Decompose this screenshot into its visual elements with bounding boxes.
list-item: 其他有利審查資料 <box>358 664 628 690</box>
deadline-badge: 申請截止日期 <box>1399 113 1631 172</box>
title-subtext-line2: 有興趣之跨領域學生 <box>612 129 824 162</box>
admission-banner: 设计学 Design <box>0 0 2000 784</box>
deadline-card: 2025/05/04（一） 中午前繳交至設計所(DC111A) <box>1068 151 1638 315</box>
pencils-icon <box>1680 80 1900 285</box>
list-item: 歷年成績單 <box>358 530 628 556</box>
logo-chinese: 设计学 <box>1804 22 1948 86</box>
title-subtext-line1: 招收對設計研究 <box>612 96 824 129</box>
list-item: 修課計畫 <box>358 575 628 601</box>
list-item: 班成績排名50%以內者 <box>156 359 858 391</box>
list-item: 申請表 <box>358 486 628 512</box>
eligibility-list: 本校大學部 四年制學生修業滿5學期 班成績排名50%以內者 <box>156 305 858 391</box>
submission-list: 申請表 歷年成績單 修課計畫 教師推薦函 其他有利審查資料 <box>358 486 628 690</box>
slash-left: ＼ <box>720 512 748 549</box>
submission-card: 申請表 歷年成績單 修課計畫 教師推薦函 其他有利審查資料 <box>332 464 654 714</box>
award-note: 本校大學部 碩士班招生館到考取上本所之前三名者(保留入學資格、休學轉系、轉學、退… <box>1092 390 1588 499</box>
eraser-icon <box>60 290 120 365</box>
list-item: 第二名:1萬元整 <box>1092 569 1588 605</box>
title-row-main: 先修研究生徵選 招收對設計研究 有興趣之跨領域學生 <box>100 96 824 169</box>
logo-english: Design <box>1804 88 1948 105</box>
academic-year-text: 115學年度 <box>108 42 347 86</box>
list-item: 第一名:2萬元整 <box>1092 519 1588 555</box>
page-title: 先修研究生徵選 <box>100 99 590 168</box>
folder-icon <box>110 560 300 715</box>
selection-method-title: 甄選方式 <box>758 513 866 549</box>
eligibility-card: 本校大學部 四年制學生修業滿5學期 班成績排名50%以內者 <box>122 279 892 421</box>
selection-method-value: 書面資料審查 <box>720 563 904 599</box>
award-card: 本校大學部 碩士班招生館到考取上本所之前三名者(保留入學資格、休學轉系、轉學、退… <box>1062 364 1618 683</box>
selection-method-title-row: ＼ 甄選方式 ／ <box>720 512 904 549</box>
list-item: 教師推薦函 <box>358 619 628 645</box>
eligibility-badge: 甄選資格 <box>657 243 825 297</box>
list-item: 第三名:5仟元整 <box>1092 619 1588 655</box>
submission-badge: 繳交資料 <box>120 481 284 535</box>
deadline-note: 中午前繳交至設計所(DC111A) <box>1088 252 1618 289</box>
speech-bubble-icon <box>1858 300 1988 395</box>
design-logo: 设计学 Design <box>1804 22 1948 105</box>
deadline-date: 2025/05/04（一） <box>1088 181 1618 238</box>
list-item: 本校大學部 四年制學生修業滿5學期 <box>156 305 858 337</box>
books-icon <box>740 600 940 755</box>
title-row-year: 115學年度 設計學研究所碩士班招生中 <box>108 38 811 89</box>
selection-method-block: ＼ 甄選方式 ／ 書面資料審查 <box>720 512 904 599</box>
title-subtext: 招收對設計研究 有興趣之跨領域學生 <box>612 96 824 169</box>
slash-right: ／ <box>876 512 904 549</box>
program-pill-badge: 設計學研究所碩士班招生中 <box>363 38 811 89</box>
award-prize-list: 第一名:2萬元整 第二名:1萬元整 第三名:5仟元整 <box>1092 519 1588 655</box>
^^^^^^^^
**Work to do**
Reproduce verbatim everything from the beginning of the records down to and including the line that contains "title-subtext-line2: 有興趣之跨領域學生 <box>612".

**Output for this exercise**
Decompose this screenshot into its visual elements with bounding boxes.
list-item: 其他有利審查資料 <box>358 664 628 690</box>
deadline-badge: 申請截止日期 <box>1399 113 1631 172</box>
title-subtext-line2: 有興趣之跨領域學生 <box>612 129 824 162</box>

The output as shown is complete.